(Structured figure records)
-- BEGIN --
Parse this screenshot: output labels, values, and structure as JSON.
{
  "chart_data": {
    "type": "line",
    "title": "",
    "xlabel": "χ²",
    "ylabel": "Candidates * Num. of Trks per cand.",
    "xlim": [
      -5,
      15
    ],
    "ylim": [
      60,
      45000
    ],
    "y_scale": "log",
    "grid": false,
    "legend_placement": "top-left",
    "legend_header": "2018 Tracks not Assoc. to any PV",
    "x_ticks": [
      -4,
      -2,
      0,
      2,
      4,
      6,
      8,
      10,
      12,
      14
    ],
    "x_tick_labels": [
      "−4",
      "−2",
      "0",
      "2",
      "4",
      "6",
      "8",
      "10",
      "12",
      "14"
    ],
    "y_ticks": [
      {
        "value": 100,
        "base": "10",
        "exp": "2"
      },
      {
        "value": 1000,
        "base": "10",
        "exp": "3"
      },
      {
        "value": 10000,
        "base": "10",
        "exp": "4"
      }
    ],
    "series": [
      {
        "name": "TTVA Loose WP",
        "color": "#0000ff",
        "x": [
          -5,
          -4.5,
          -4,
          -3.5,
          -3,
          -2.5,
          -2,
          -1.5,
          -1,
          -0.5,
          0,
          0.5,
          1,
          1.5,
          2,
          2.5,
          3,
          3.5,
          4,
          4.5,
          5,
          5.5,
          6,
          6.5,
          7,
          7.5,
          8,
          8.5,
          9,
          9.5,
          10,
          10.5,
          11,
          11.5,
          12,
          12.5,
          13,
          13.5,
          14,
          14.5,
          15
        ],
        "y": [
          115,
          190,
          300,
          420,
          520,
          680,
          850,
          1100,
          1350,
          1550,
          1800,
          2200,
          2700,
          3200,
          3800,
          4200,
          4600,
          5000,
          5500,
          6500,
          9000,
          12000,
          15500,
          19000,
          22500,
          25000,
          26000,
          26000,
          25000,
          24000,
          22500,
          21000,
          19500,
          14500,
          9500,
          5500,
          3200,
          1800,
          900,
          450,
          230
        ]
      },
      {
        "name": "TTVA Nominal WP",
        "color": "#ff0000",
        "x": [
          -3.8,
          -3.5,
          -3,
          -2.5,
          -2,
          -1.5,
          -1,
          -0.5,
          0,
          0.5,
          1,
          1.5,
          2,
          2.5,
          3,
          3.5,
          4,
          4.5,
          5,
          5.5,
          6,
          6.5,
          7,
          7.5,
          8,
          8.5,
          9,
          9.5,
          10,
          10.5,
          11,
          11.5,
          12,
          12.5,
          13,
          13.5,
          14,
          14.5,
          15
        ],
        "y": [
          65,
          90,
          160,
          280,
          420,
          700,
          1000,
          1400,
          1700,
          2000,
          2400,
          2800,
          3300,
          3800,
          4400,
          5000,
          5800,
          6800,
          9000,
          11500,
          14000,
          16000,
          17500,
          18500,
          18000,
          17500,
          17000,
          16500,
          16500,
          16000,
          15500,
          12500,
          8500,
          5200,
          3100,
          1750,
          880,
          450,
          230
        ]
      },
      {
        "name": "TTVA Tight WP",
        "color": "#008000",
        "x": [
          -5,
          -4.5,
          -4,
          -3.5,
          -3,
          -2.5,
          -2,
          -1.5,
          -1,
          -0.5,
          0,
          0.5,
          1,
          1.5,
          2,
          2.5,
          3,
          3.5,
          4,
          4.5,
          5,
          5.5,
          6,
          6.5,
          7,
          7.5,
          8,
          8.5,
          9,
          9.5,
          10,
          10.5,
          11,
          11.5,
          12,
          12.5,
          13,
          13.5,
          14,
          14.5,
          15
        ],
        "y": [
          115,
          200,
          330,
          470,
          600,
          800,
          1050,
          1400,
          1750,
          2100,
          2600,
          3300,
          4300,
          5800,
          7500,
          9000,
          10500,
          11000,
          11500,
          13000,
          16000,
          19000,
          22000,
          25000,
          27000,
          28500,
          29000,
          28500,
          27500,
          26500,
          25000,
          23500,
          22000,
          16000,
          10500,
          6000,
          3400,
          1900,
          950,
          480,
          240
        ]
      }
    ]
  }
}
-- END --
WHAT IS NEEDED> Which lines above hold the word "name"? Copy each of them.

SOLUTION TO THIS EXERCISE>
        "name": "TTVA Loose WP",
        "name": "TTVA Nominal WP",
        "name": "TTVA Tight WP",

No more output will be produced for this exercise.